→ **WHAT THE EXERCISE ASKS**:
Scan the material for the word "Yuxing" and return every matching line.

→ **DATASET RECORDS**:
● ● ● ● ●

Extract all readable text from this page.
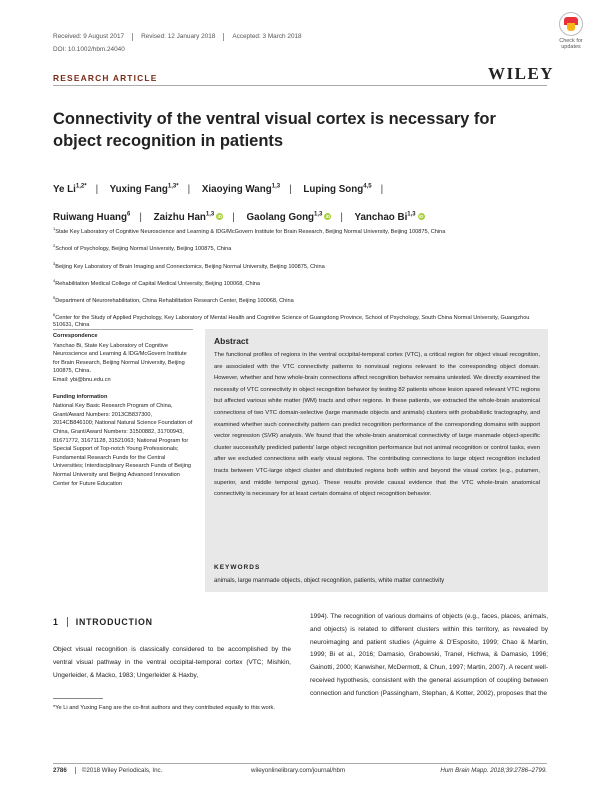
Received: 9 August 2017	Revised: 12 January 2018	Accepted: 3 March 2018
DOI: 10.1002/hbm.24040
Check for updates
RESEARCH ARTICLE	WILEY
Connectivity of the ventral visual cortex is necessary for object recognition in patients
Ye $Li^{1,2*}$ | Yuxing Fang$^{1,3*}$ | Xiaoying Wang$^{1,3}$ | Luping Song$^{4,5}$ |
Ruiwang Huang$^6$ | Zaizhu Han$^{1,3}$ iD | Gaolang Gong$^{1,3}$ iD | Yanchao Bi$^{1,3}$ iD
$^1$State Key Laboratory of Cognitive Neuroscience and Learning & IDG/McGovern Institute for Brain Research, Beijing Normal University, Beijing 100875, China
$^2$School of Psychology, Beijing Normal University, Beijing 100875, China
$^3$Beijing Key Laboratory of Brain Imaging and Connectomics, Beijing Normal University, Beijing 100875, China
$^4$Rehabilitation Medical College of Capital Medical University, Beijing 100068, China
$^5$Department of Neurorehabilitation, China Rehabilitation Research Center, Beijing 100068, China
$^6$Center for the Study of Applied Psychology, Key Laboratory of Mental Health and Cognitive Science of Guangdong Province, School of Psychology, South China Normal University, Guangzhou 510631, China
Correspondence
Yanchao Bi, State Key Laboratory of Cognitive Neuroscience and Learning & IDG/McGovern Institute for Brain Research, Beijing Normal University, Beijing 100875, China.
Email: ybi@bnu.edu.cn
Funding information
National Key Basic Research Program of China, Grant/Award Numbers: 2013CB837300, 2014CB846100; National Natural Science Foundation of China, Grant/Award Numbers: 31500882, 31700943, 81671772, 31671128, 31521063; National Program for Special Support of Top-notch Young Professionals; Fundamental Research Funds for the Central Universities; Interdisciplinary Research Funds of Beijing Normal University and Beijing Advanced Innovation Center for Future Education
Abstract
The functional profiles of regions in the ventral occipital-temporal cortex (VTC), a critical region for object visual recognition, are associated with the VTC connectivity patterns to nonvisual regions relevant to the corresponding object domain. However, whether and how whole-brain connections affect recognition behavior remains untested. We directly examined the necessity of VTC connectivity in object recognition behavior by testing 82 patients whose lesion spared relevant VTC regions but affected various white matter (WM) tracts and other regions. In these patients, we extracted the whole-brain anatomical connections of two VTC domain-selective (large manmade objects and animals) clusters with probabilistic tractography, and examined whether such connectivity pattern can predict recognition performance of the corresponding domains with support vector regression (SVR) analysis. We found that the whole-brain anatomical connectivity of large manmade object-specific cluster successfully predicted patients' large object recognition performance but not animal recognition or control tasks, even after we excluded connections with early visual regions. The contributing connections to large object recognition included tracts between VTC-large object cluster and distributed regions both within and beyond the visual cortex (e.g., putamen, superior, and middle temporal gyrus). These results provide causal evidence that the VTC whole-brain anatomical connectivity is necessary for at least certain domains of object recognition behavior.
KEYWORDS
animals, large manmade objects, object recognition, patients, white matter connectivity
1 INTRODUCTION
Object visual recognition is classically considered to be accomplished by the ventral visual pathway in the ventral occipital-temporal cortex (VTC; Mishkin, Ungerleider, & Macko, 1983; Ungerleider & Haxby,
1994). The recognition of various domains of objects (e.g., faces, places, animals, and objects) is related to different clusters within this territory, as revealed by neuroimaging and patient studies (Aguirre & D'Esposito, 1999; Chao & Martin, 1999; Bi et al., 2016; Damasio, Grabowski, Tranel, Hichwa, & Damasio, 1996; Gainotti, 2000; Kanwisher, McDermott, & Chun, 1997; Martin, 2007). A recent well-received hypothesis, consistent with the general assumption of coupling between connection and function (Passingham, Stephan, & Kotter, 2002), proposes that the
*Ye Li and Yuxing Fang are the co-first authors and they contributed equally to this work.
2786 ©2018 Wiley Periodicals, Inc.	wileyonlinelibrary.com/journal/hbm	Hum Brain Mapp. 2018;39:2786–2799.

● ● ● ● ●

→ **EXERCISE RESPONSE**:
Ye $Li^{1,2*}$ | Yuxing Fang$^{1,3*}$ | Xiaoying Wang$^{1,3}$ | Luping Song$^{4,5}$ |
*Ye Li and Yuxing Fang are the co-first authors and they contributed equally to this work.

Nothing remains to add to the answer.